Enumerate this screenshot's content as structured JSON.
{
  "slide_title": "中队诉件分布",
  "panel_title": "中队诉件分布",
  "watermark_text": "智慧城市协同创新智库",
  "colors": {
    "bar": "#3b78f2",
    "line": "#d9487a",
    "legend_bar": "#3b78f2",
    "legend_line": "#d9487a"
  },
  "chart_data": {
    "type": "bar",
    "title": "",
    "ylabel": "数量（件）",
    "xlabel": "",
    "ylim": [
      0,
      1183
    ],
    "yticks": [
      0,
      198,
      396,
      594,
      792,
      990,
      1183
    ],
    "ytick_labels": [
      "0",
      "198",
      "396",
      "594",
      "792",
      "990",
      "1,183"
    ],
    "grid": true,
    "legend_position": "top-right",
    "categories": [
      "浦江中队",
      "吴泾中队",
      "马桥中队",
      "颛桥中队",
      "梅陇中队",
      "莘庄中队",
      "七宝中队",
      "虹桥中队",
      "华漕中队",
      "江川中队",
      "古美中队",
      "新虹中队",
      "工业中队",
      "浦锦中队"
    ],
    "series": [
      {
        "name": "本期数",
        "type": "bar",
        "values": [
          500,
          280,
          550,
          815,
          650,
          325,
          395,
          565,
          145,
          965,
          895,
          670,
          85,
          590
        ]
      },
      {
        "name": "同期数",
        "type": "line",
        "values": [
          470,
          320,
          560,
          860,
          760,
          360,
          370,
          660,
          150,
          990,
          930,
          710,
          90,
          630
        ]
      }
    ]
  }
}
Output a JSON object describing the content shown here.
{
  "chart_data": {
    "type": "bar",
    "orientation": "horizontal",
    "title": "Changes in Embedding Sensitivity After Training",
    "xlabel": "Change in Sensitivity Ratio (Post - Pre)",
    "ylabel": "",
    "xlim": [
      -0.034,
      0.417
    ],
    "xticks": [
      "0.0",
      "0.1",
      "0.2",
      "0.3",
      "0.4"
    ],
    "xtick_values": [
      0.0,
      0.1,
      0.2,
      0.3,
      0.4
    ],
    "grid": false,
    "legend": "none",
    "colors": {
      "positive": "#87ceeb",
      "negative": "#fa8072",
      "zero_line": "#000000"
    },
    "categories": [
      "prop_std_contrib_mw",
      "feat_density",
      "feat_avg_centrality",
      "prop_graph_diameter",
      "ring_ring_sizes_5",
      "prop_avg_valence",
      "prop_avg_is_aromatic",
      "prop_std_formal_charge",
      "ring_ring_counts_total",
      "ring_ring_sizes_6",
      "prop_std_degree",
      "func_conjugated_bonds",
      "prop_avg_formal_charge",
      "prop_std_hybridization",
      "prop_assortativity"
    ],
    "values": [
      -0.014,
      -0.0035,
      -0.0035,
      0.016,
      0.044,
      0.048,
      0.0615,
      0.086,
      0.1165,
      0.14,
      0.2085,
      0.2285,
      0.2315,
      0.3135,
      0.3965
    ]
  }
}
:::::
DIRECTION =
Where a line in the material above holds "content", copy that line.

EXERCISE SOLUTION =
Enumerate this screenshot's content as structured JSON.
Output a JSON object describing the content shown here.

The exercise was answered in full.